(Records from a dataset)
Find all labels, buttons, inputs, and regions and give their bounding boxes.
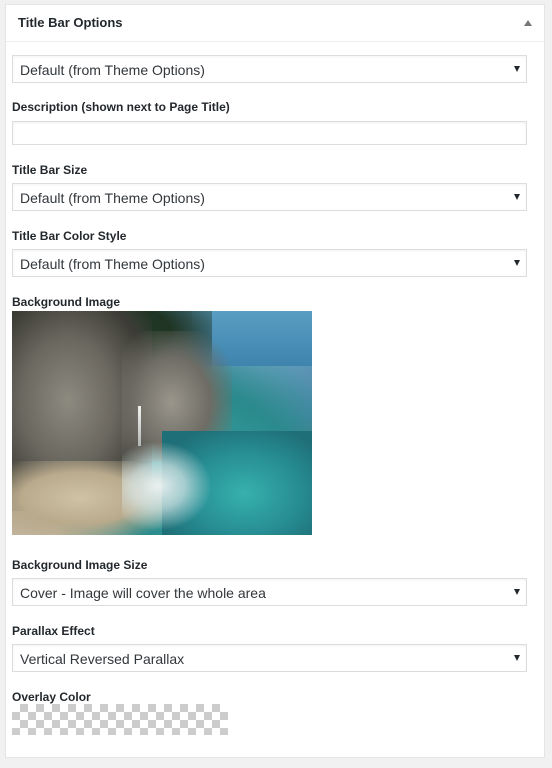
title-bar-select[interactable]: Default (from Theme Options) (12, 55, 527, 83)
image-waterfall-region (138, 406, 141, 446)
dropdown-arrow-icon (514, 589, 520, 595)
background-image-size-label: Background Image Size (12, 558, 148, 572)
parallax-effect-select[interactable]: Vertical Reversed Parallax (12, 644, 527, 672)
background-image-size-select[interactable]: Cover - Image will cover the whole area (12, 578, 527, 606)
overlay-color-swatch[interactable] (12, 704, 228, 735)
title-bar-size-select[interactable]: Default (from Theme Options) (12, 183, 527, 211)
title-bar-size-label: Title Bar Size (12, 163, 88, 177)
background-image-preview[interactable] (12, 311, 312, 535)
panel-title: Title Bar Options (18, 15, 123, 30)
title-bar-color-style-select[interactable]: Default (from Theme Options) (12, 249, 527, 277)
image-surf-region (122, 441, 212, 531)
title-bar-color-style-label: Title Bar Color Style (12, 229, 127, 243)
dropdown-arrow-icon (514, 260, 520, 266)
parallax-effect-select-value: Vertical Reversed Parallax (20, 651, 185, 667)
background-image-size-select-value: Cover - Image will cover the whole area (20, 585, 266, 601)
dropdown-arrow-icon (514, 194, 520, 200)
background-image-label: Background Image (12, 295, 121, 309)
overlay-color-label: Overlay Color (12, 690, 91, 704)
description-label: Description (shown next to Page Title) (12, 100, 230, 114)
title-bar-select-value: Default (from Theme Options) (20, 62, 205, 78)
dropdown-arrow-icon (514, 655, 520, 661)
panel-header[interactable]: Title Bar Options (6, 5, 544, 42)
title-bar-size-select-value: Default (from Theme Options) (20, 190, 205, 206)
description-input[interactable] (12, 121, 527, 145)
parallax-effect-label: Parallax Effect (12, 624, 95, 638)
collapse-triangle-icon[interactable] (524, 20, 532, 26)
title-bar-color-style-select-value: Default (from Theme Options) (20, 256, 205, 272)
dropdown-arrow-icon (514, 66, 520, 72)
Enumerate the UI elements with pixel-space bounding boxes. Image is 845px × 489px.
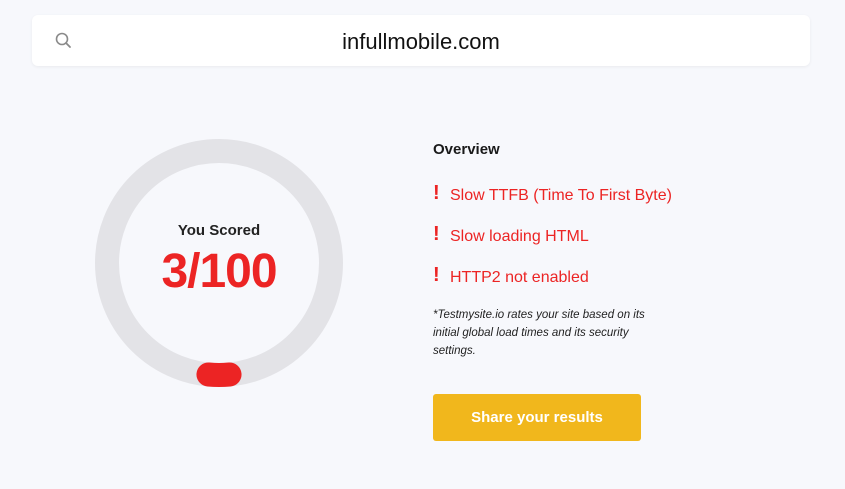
issue-item: ! HTTP2 not enabled — [433, 264, 753, 290]
warning-icon: ! — [433, 182, 440, 204]
warning-icon: ! — [433, 264, 440, 286]
rating-note: *Testmysite.io rates your site based on … — [433, 309, 645, 357]
issue-item: ! Slow TTFB (Time To First Byte) — [433, 182, 753, 208]
search-input[interactable] — [32, 15, 810, 68]
score-label: You Scored — [177, 222, 261, 239]
warning-icon: ! — [433, 223, 440, 245]
issue-text: HTTP2 not enabled — [450, 269, 589, 286]
score-gauge: You Scored 3/100 — [94, 138, 344, 388]
search-bar[interactable] — [32, 15, 810, 68]
issue-text: Slow TTFB (Time To First Byte) — [450, 187, 672, 204]
issue-text: Slow loading HTML — [450, 228, 589, 245]
overview-title: Overview — [433, 141, 500, 158]
score-value: 3/100 — [161, 245, 277, 298]
overview-panel: Overview ! Slow TTFB (Time To First Byte… — [433, 141, 753, 360]
issue-item: ! Slow loading HTML — [433, 223, 753, 249]
share-results-button[interactable]: Share your results — [433, 394, 641, 441]
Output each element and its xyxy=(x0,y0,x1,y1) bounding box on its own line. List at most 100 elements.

• [Goal]:
Output every non-blank line of the rows above as a JSON list of strings, one string per line. Leave out the pictures.

• [Written answer]:
[
  "Find all labels, buttons, inputs, and regions and give their bounding boxes.",
  "title-bar-select[interactable]: Default (from Theme Options) (12, 55, 527, 83)",
  "image-waterfall-region (138, 406, 141, 446)",
  "dropdown-arrow-icon (514, 589, 520, 595)",
  "background-image-size-label: Background Image Size (12, 558, 148, 572)",
  "parallax-effect-select[interactable]: Vertical Reversed Parallax (12, 644, 527, 672)",
  "background-image-size-select[interactable]: Cover - Image will cover the whole area (12, 578, 527, 606)",
  "overlay-color-swatch[interactable] (12, 704, 228, 735)",
  "title-bar-size-select[interactable]: Default (from Theme Options) (12, 183, 527, 211)",
  "title-bar-size-label: Title Bar Size (12, 163, 88, 177)",
  "background-image-preview[interactable] (12, 311, 312, 535)",
  "panel-title: Title Bar Options (18, 15, 123, 30)",
  "title-bar-color-style-select[interactable]: Default (from Theme Options) (12, 249, 527, 277)",
  "image-surf-region (122, 441, 212, 531)",
  "title-bar-color-style-label: Title Bar Color Style (12, 229, 127, 243)",
  "dropdown-arrow-icon (514, 260, 520, 266)",
  "parallax-effect-select-value: Vertical Reversed Parallax (20, 651, 185, 667)",
  "background-image-size-select-value: Cover - Image will cover the whole area (20, 585, 266, 601)",
  "dropdown-arrow-icon (514, 194, 520, 200)",
  "background-image-label: Background Image (12, 295, 121, 309)",
  "overlay-color-label: Overlay Color (12, 690, 91, 704)",
  "description-label: Description (shown next to Page Title) (12, 100, 230, 114)",
  "title-bar-select-value: Default (from Theme Options) (20, 62, 205, 78)",
  "dropdown-arrow-icon (514, 655, 520, 661)",
  "panel-header[interactable]: Title Bar Options (6, 5, 544, 42)",
  "title-bar-size-select-value: Default (from Theme Options) (20, 190, 205, 206)",
  "description-input[interactable] (12, 121, 527, 145)",
  "parallax-effect-label: Parallax Effect (12, 624, 95, 638)",
  "collapse-triangle-icon[interactable] (524, 20, 532, 26)",
  "title-bar-color-style-select-value: Default (from Theme Options) (20, 256, 205, 272)",
  "dropdown-arrow-icon (514, 66, 520, 72)",
  "Enumerate the UI elements with pixel-space bounding boxes. Image is 845px × 489px.",
  "issue-item: ! HTTP2 not enabled — [433, 264, 753, 290]",
  "warning-icon: ! — [433, 182, 440, 204]",
  "warning-icon: ! — [433, 264, 440, 286]",
  "rating-note: *Testmysite.io rates your site based on … — [433, 309, 645, 357]",
  "issue-item: ! Slow TTFB (Time To First Byte) — [433, 182, 753, 208]",
  "search-input[interactable] — [32, 15, 810, 68]",
  "score-label: You Scored — [177, 222, 261, 239]",
  "warning-icon: ! — [433, 223, 440, 245]",
  "issue-text: HTTP2 not enabled — [450, 269, 589, 286]",
  "score-gauge: You Scored 3/100 — [94, 138, 344, 388]",
  "search-bar[interactable] — [32, 15, 810, 68]",
  "issue-text: Slow TTFB (Time To First Byte) — [450, 187, 672, 204]",
  "issue-text: Slow loading HTML — [450, 228, 589, 245]",
  "overview-title: Overview — [433, 141, 500, 158]",
  "score-value: 3/100 — [161, 245, 277, 298]",
  "overview-panel: Overview ! Slow TTFB (Time To First Byte… — [433, 141, 753, 360]",
  "issue-item: ! Slow loading HTML — [433, 223, 753, 249]",
  "share-results-button[interactable]: Share your results — [433, 394, 641, 441]",
  "Output each element and its xyxy=(x0,y0,x1,y1) bounding box on its own line. List at most 100 elements."
]